▶ **Stated problem**
Please transcribe the data below exactly. Leave the pictures out.

▶ **Dataset entries**
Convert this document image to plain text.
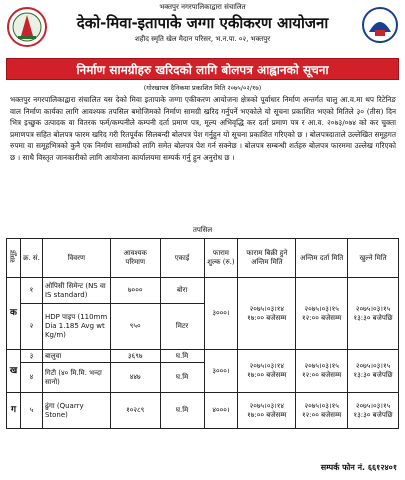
भक्तपुर नगरपालिकाद्वारा संचालित
देको-मिवा-इतापाके जग्गा एकीकरण आयोजना
शहीद स्मृति खेल मैदान परिसर, भ.न.पा. ०२, भक्तपुर
निर्माण सामग्रीहरु खरिदको लागि बोलपत्र आह्वानको सूचना
(गोरखापत्र दैनिकमा प्रकाशित मिति २०७५/०२/१७)
भक्तपुर नगरपालिकाद्वारा संचालित यस देको मिवा इतापाके जग्गा एकीकरण आयोजना क्षेत्रको पूर्वाधार निर्माण अन्तर्गत चालु आ.व.मा थप रिटेनिङ वाल निर्माण कार्यका लागि आवश्यक तपसिल बमोजिमको निर्माण सामग्री खरिद गर्नुपर्ने भएकोले यो सूचना प्रकाशित भएको मितिले ३० (तीस) दिन भित्र इच्छुक उत्पादक वा वितरक फर्म/कम्पनीले कम्पनी दर्ता प्रमाण पत्र, मूल्य अभिवृद्धि कर दर्ता प्रमाण पत्र र आ.व. २०७३/०७४ को कर चुक्ता प्रमाणपत्र सहित बोलपत्र फारम खरिद गरी रितपूर्वक सिलबन्दी बोलपत्र पेश गर्नुहुन यो सूचना प्रकाशित गरिएको छ । बोलपत्रदाताले उल्लेखित समूहगत रुपमा वा समूहभित्रको कुनै एक निर्माण सामग्रीको लागि समेत बोलपत्र पेश गर्न सक्नेछ । बोलपत्र सम्बन्धी शर्तहरु बोलपत्र फारममा उल्लेख गरिएको छ । साथै विस्तृत जानकारीको लागि आयोजना कार्यालयमा सम्पर्क गर्नु हुन अनुरोध छ ।
तपसिल
समूह	क्र. सं.	विवरण	आवश्यक परिमाण	एकाई	फाराम शुल्क (रु.)	फाराम बिक्री हुने अन्तिम मिति	अन्तिम दर्ता मिति	खुल्ने मिति
क	१	ओपिसी सिमेन्ट (NS वा IS standard)	७०००	बोरा	३०००।	२०७५।०३।१४ १७:०० बजेसम्म	२०७५।०३।१५ १२:०० बजेसम्म	२०७५।०३।१५ १३:३० बजेपछि
	२	HDP पाइप (110mm Dia 1.185 Avg wt Kg/m)	९५०	मिटर				
ख	३	बालुवा	३६९७	घ.मि	३०००।	२०७५।०३।१४ १७:०० बजेसम्म	२०७५।०३।१५ १२:०० बजेसम्म	२०७५।०३।१५ १३:३० बजेपछि
	४	गिटी (४० मि.मि. भन्दा सानो)	४४७	घ.मि				
ग	५	ढुंगा (Quarry Stone)	१०२८९	घ.मि	४०००।	२०७५।०३।१४ १७:०० बजेसम्म	२०७५।०३।१५ १२:०० बजेसम्म	२०७५।०३।१५ १३:३० बजेपछि
सम्पर्क फोन नं. ६६१२४०१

▶ **The reply**
Convert this document image to plain text.
भक्तपुर नगरपालिकाद्वारा संचालित
देको-मिवा-इतापाके जग्गा एकीकरण आयोजना
शहीद स्मृति खेल मैदान परिसर, भ.न.पा. ०२, भक्तपुर
निर्माण सामग्रीहरु खरिदको लागि बोलपत्र आह्वानको सूचना
(गोरखापत्र दैनिकमा प्रकाशित मिति २०७५/०२/१७)
भक्तपुर नगरपालिकाद्वारा संचालित यस देको मिवा इतापाके जग्गा एकीकरण आयोजना क्षेत्रको पूर्वाधार निर्माण अन्तर्गत चालु आ.व.मा थप रिटेनिङ वाल निर्माण कार्यका लागि आवश्यक तपसिल बमोजिमको निर्माण सामग्री खरिद गर्नुपर्ने भएकोले यो सूचना प्रकाशित भएको मितिले ३० (तीस) दिन भित्र इच्छुक उत्पादक वा वितरक फर्म/कम्पनीले कम्पनी दर्ता प्रमाण पत्र, मूल्य अभिवृद्धि कर दर्ता प्रमाण पत्र र आ.व. २०७३/०७४ को कर चुक्ता प्रमाणपत्र सहित बोलपत्र फारम खरिद गरी रितपूर्वक सिलबन्दी बोलपत्र पेश गर्नुहुन यो सूचना प्रकाशित गरिएको छ । बोलपत्रदाताले उल्लेखित समूहगत रुपमा वा समूहभित्रको कुनै एक निर्माण सामग्रीको लागि समेत बोलपत्र पेश गर्न सक्नेछ । बोलपत्र सम्बन्धी शर्तहरु बोलपत्र फारममा उल्लेख गरिएको छ । साथै विस्तृत जानकारीको लागि आयोजना कार्यालयमा सम्पर्क गर्नु हुन अनुरोध छ ।
तपसिल
समूह	क्र. सं.	विवरण	आवश्यक परिमाण	एकाई	फाराम शुल्क (रु.)	फाराम बिक्री हुने अन्तिम मिति	अन्तिम दर्ता मिति	खुल्ने मिति
क	१	ओपिसी सिमेन्ट (NS वा IS standard)	७०००	बोरा	३०००।	२०७५।०३।१४ १७:०० बजेसम्म	२०७५।०३।१५ १२:०० बजेसम्म	२०७५।०३।१५ १३:३० बजेपछि
	२	HDP पाइप (110mm Dia 1.185 Avg wt Kg/m)	९५०	मिटर				
ख	३	बालुवा	३६९७	घ.मि	३०००।	२०७५।०३।१४ १७:०० बजेसम्म	२०७५।०३।१५ १२:०० बजेसम्म	२०७५।०३।१५ १३:३० बजेपछि
	४	गिटी (४० मि.मि. भन्दा सानो)	४४७	घ.मि				
ग	५	ढुंगा (Quarry Stone)	१०२८९	घ.मि	४०००।	२०७५।०३।१४ १७:०० बजेसम्म	२०७५।०३।१५ १२:०० बजेसम्म	२०७५।०३।१५ १३:३० बजेपछि
सम्पर्क फोन नं. ६६१२४०१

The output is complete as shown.